--- Objetivo do exercício ---
Conte as linhas abaixo em que aparece a palavra "Romania", diferenciando maiúsculas de minúsculas. Dê apenas o número.

* * * * *

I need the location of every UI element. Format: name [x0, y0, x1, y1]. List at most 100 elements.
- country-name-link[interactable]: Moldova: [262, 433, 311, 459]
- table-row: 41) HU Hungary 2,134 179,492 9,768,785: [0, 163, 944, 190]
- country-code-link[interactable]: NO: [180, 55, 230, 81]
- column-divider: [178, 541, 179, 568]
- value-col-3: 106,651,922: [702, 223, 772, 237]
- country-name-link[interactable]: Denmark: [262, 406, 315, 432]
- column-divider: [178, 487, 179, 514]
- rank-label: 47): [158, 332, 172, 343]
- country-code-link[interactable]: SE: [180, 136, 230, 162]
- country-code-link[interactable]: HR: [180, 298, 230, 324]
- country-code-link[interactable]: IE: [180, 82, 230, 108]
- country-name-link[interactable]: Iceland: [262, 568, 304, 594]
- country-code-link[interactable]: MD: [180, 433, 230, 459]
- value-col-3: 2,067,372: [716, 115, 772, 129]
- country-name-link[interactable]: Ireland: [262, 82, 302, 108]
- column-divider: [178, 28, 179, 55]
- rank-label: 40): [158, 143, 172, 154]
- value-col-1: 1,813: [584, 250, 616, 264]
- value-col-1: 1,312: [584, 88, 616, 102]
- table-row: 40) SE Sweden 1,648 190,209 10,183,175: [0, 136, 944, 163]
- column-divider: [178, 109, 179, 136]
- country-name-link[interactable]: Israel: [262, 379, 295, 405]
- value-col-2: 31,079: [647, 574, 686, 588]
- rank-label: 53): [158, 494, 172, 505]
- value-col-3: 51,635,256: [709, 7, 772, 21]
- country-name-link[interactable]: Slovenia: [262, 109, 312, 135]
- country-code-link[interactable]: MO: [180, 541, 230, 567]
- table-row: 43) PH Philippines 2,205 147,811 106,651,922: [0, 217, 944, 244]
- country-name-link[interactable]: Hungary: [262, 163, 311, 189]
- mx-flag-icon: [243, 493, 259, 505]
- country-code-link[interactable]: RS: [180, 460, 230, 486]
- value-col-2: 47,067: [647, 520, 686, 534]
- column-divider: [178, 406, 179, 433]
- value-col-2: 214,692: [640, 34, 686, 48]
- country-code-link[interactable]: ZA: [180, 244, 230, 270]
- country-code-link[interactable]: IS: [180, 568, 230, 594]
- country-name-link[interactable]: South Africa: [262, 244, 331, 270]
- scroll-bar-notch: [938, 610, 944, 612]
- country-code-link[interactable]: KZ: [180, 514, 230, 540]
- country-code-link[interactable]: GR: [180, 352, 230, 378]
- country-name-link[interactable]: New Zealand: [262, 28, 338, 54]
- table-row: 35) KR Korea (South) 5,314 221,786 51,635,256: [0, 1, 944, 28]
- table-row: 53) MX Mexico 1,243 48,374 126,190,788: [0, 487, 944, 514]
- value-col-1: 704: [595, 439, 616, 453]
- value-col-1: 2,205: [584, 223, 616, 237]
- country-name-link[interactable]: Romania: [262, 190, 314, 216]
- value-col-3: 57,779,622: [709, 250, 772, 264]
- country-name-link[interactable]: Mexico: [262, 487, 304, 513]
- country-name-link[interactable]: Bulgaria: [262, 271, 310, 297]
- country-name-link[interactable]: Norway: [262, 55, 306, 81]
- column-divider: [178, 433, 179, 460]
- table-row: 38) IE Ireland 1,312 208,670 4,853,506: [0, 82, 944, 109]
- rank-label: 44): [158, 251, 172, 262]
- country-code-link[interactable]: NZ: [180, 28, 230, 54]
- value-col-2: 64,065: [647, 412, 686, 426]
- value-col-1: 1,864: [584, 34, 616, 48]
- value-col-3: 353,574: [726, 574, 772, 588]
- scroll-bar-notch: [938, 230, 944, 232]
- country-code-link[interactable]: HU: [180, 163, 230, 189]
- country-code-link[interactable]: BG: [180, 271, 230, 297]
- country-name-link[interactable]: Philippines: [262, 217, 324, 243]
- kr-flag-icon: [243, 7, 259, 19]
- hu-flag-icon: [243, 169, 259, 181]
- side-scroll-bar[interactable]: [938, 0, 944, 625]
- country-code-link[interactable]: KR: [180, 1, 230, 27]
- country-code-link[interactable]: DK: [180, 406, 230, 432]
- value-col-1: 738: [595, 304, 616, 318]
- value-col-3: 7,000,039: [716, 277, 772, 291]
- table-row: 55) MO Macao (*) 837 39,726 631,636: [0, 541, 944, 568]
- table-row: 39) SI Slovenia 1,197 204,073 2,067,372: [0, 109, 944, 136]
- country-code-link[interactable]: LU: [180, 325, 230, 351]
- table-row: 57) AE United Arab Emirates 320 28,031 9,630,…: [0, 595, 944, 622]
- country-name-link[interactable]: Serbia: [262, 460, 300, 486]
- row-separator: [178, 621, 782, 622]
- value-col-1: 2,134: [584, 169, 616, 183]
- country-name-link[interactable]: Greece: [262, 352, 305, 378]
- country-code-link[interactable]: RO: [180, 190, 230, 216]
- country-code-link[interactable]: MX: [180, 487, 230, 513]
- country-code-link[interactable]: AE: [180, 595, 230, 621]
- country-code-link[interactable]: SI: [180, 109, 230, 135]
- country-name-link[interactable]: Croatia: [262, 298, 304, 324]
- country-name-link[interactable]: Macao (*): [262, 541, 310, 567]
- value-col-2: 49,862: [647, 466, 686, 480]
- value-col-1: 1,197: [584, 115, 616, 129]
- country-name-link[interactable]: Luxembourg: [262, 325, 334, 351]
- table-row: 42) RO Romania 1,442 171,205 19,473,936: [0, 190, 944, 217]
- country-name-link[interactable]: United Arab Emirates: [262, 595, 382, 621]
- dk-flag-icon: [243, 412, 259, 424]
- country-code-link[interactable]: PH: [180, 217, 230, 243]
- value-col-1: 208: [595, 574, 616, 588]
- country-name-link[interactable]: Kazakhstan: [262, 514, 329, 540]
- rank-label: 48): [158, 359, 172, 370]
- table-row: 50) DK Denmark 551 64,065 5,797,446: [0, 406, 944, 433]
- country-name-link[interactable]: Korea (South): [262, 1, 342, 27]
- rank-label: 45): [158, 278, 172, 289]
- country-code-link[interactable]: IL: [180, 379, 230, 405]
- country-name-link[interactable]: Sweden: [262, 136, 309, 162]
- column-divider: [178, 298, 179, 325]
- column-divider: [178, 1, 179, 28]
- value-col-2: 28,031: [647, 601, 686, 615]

* * * * *

--- Resultado ---
2